*** Texte source ***
Tour du monde des résistances

L’imbrication des conflits armés et des effets du réchauffement climatique a bouleversé les équilibres planétaires. Dans ce contexte, le national-populisme progresse, avec ses régimes autoritaires. Mais en Ukraine, en Argentine, à Gaza, aux États-Unis, des citoyens se mobilisent pour un monde plus juste et plus solidaire.

Olivier Doubre  • 24 juillet 2024 abonnés
Tour du monde des résistances
Le 24 avril 2024, des migrants tentent d’arriver aux États-Unis par la frontière mexicaine, en voyageant sur un train de marchandises.
***
Tâches à réaliser:
1. Pour chacune des affirmations suivantes, indiquez par oui ou par non si elle concorde avec l’extrait sur les résistances dans le monde, en citant à l’identique les mots du texte qui tranchent : (a) le réchauffement climatique fait partie de ce qui a bouleversé les équilibres planétaires ; (b) le national-populisme recule ; (c) les migrants du 24 avril 2024 voyagent en autocar.
2. Recopiez, s’il vous plaît, le passage de l’extrait sur les résistances dans le monde qui va de « Olivier Doubre  • » jusqu’à « train de marchandises. » inclus, sans rien y changer.
*** Données affichées ***
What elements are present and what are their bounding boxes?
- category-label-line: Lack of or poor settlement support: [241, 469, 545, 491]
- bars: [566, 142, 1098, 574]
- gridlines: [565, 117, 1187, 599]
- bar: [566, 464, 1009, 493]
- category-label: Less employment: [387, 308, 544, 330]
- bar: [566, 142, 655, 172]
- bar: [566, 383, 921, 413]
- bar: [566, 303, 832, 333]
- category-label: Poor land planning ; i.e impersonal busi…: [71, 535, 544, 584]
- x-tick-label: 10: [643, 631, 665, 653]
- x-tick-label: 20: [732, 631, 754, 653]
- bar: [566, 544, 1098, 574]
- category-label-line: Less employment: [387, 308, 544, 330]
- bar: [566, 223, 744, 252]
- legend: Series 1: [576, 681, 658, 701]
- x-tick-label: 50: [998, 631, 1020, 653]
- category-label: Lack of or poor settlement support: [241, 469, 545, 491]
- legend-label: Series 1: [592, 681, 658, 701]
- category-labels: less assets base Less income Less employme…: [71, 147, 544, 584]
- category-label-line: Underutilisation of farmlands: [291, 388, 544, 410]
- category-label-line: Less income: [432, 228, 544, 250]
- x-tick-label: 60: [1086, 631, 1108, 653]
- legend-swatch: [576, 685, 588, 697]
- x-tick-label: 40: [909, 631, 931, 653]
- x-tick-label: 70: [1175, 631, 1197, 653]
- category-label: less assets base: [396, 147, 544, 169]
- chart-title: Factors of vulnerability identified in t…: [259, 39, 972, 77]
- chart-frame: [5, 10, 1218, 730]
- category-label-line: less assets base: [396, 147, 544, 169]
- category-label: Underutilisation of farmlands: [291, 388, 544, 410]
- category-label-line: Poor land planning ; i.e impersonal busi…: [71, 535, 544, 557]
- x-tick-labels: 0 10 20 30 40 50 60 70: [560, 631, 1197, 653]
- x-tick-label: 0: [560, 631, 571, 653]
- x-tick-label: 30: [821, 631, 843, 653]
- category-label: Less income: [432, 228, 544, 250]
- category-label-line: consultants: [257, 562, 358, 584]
***
Réponses correctes:
1.
(a) Oui : « L’imbrication des conflits armés et des effets du réchauffement climatique a bouleversé les équilibres planétaires. »
(b) Non : « le national-populisme progresse »
(c) Non : « en voyageant sur un train de marchandises »

2.
Olivier Doubre  • 24 juillet 2024 abonnés
Tour du monde des résistances
Le 24 avril 2024, des migrants tentent d’arriver aux États-Unis par la frontière mexicaine, en voyageant sur un train de marchandises.